Data excerpts:
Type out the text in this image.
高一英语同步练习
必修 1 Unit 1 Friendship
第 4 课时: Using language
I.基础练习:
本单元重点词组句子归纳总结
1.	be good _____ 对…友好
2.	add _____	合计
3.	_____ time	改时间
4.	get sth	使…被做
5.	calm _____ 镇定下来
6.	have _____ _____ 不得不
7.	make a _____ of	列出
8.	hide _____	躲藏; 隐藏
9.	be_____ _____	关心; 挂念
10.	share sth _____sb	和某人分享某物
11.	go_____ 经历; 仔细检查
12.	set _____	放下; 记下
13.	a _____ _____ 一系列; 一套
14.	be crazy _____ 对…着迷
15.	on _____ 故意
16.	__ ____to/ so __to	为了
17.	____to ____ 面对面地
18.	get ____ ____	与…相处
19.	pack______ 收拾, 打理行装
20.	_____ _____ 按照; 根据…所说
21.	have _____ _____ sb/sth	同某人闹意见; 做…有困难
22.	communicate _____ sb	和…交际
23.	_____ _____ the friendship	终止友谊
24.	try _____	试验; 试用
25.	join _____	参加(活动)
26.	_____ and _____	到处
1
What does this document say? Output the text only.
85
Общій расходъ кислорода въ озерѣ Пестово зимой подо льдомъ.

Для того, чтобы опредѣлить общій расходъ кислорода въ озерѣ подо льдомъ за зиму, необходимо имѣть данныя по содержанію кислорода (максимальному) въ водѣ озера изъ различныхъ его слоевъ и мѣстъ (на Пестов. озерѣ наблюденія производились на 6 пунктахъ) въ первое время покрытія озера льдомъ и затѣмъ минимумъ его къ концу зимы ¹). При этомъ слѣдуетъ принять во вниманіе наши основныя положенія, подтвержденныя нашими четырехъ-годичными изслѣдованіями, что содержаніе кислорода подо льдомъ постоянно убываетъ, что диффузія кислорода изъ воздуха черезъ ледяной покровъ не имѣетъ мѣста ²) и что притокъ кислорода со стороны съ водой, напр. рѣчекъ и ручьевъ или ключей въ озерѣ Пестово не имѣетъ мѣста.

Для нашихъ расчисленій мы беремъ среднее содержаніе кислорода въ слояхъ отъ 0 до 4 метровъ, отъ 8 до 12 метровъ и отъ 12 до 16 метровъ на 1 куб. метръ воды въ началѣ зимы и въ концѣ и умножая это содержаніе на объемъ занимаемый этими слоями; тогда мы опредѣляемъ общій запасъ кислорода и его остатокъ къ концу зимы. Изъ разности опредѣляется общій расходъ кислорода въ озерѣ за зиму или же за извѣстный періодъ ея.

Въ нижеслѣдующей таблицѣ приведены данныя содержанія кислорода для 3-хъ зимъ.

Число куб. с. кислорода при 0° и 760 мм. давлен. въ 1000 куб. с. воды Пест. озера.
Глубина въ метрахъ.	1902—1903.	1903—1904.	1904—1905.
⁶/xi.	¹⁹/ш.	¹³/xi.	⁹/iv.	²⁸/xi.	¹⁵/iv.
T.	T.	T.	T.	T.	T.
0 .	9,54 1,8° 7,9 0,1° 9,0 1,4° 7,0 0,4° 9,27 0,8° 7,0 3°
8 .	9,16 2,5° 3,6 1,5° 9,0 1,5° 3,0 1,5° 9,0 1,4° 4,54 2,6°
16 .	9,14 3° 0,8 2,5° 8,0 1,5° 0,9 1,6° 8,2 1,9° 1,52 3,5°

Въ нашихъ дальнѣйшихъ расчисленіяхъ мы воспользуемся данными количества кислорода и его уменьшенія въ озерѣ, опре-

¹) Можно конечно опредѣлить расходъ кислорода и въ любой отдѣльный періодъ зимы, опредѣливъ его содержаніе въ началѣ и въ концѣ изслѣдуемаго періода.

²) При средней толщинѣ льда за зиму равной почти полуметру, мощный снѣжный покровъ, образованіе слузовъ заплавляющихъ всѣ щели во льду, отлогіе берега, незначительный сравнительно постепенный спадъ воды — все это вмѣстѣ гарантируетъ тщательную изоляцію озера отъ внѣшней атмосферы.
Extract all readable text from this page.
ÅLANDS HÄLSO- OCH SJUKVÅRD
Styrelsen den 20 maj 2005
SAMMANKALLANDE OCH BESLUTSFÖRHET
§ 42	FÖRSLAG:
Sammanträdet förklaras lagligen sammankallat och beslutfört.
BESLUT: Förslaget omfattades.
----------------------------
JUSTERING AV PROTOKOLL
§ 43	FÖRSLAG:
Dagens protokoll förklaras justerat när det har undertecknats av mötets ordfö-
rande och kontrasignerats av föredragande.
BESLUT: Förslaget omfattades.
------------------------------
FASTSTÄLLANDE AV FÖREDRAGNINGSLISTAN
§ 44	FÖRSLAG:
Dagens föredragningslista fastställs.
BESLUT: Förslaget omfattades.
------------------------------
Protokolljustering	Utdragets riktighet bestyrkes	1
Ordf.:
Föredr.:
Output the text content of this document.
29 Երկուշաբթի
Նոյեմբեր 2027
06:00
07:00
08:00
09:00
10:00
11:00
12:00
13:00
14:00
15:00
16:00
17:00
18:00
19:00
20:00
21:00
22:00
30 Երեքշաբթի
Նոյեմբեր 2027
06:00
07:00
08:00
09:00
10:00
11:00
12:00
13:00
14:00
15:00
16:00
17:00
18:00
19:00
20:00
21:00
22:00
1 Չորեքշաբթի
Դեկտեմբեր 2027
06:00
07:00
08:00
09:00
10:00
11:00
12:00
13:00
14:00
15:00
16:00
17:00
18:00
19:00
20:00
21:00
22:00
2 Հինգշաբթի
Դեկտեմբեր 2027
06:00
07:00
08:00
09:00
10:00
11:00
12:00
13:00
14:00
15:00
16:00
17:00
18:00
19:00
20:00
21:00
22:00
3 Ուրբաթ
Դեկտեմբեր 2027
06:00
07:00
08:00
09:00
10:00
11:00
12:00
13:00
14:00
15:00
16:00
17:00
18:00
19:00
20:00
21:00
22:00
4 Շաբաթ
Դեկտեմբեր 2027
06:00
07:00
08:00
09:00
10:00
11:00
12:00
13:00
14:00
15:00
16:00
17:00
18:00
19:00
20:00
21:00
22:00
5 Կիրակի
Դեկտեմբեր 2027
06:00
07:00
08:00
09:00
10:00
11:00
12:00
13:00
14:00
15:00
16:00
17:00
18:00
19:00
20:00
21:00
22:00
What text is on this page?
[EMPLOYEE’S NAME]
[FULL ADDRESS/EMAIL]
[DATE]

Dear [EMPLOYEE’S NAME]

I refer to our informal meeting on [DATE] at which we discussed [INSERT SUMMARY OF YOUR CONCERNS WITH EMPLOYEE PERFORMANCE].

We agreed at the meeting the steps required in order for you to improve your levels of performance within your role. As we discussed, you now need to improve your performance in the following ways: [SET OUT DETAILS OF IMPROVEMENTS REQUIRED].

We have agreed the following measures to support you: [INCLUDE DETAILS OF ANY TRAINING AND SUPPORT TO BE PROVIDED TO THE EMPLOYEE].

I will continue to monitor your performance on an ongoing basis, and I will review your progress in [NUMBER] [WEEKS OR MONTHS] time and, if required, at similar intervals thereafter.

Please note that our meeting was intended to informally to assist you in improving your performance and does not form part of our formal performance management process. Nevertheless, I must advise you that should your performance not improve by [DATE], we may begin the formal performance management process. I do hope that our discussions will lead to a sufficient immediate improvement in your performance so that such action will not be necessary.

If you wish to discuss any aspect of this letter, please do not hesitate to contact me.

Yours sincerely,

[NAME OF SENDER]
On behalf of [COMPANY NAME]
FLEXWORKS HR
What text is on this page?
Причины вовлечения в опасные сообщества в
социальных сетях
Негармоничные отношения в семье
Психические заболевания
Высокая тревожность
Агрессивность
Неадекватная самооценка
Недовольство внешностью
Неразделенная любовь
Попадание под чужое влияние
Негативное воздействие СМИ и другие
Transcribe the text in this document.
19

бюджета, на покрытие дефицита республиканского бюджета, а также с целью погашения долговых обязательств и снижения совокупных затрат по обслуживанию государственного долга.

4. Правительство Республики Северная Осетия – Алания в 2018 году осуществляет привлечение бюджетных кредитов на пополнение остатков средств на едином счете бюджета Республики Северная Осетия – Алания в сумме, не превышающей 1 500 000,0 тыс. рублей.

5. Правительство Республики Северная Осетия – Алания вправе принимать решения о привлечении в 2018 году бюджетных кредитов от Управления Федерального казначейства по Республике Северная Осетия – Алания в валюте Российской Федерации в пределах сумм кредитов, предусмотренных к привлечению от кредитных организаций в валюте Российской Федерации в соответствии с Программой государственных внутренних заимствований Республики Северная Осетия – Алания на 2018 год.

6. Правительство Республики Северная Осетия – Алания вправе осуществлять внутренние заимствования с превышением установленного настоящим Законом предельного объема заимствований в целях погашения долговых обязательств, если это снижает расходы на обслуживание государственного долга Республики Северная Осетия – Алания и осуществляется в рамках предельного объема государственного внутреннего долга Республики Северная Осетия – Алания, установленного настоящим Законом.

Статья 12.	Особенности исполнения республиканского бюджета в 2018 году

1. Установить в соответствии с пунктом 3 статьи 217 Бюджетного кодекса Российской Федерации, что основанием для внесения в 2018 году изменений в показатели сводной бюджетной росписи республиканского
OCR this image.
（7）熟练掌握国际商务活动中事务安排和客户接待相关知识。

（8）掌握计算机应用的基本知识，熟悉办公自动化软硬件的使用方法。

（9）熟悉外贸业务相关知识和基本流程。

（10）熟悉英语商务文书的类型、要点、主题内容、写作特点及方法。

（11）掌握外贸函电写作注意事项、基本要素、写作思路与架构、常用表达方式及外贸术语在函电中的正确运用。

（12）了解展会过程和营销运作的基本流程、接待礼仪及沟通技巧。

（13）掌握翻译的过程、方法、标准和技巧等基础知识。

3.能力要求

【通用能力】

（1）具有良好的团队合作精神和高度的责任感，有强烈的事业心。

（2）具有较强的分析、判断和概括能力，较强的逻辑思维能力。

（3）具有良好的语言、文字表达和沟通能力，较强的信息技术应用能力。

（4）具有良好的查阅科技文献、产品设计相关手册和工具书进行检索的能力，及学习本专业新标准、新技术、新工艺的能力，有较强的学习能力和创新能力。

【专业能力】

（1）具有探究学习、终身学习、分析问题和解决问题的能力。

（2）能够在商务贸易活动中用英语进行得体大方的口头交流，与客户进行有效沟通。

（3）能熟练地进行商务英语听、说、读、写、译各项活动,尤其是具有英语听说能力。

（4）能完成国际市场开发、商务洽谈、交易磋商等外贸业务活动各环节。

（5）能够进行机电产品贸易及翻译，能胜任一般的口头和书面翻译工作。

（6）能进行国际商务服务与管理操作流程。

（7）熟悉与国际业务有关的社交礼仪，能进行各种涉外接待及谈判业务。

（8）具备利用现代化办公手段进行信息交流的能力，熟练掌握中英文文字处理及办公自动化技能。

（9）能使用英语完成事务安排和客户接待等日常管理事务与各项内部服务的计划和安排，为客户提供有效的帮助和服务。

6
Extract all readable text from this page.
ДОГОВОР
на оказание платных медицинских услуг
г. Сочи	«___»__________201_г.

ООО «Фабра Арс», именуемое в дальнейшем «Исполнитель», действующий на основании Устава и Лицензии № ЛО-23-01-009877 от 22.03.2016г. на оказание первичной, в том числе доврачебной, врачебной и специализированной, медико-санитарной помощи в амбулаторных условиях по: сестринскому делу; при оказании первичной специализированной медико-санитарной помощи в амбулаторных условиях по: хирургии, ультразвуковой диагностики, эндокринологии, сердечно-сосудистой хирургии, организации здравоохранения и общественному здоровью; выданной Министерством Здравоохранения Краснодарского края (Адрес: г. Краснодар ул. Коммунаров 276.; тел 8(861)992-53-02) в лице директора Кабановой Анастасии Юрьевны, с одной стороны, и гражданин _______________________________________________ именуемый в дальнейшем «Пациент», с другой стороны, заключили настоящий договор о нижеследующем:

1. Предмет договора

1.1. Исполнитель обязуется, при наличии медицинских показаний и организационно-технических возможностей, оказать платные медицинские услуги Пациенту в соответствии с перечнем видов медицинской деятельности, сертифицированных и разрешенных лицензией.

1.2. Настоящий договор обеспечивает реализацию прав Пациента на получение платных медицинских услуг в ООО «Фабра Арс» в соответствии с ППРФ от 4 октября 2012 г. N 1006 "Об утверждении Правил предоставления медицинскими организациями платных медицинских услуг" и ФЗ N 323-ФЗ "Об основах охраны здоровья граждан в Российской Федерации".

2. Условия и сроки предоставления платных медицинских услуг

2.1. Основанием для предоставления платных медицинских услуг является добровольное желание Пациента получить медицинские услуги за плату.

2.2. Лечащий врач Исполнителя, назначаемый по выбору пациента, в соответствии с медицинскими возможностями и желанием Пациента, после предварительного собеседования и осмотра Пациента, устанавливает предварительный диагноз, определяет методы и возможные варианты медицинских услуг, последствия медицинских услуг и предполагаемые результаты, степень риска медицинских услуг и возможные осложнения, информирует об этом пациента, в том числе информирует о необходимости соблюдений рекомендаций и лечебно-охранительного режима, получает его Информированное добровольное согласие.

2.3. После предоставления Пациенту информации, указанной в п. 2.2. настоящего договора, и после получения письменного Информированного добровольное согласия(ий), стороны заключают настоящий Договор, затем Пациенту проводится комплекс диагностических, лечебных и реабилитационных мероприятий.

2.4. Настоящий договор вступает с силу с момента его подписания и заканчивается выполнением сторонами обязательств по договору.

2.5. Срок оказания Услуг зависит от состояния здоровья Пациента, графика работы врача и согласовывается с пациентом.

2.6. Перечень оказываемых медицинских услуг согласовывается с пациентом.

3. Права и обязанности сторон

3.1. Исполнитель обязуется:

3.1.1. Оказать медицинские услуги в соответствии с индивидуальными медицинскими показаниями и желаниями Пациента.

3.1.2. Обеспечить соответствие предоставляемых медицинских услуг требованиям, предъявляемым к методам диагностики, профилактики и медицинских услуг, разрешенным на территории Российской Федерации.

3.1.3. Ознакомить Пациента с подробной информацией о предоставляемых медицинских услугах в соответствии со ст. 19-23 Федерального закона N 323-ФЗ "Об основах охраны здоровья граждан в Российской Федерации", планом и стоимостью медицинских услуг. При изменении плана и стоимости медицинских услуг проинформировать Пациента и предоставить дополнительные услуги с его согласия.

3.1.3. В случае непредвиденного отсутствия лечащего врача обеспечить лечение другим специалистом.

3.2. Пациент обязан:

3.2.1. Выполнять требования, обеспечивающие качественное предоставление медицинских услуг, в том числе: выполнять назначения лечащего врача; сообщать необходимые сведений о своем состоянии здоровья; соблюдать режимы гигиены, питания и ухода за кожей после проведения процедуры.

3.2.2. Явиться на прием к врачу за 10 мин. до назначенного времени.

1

Problem statement »
Using the records given above, list every line that includes the word "NAME".

Exercise output »
[EMPLOYEE’S NAME]
Dear [EMPLOYEE’S NAME]
[NAME OF SENDER]
On behalf of [COMPANY NAME]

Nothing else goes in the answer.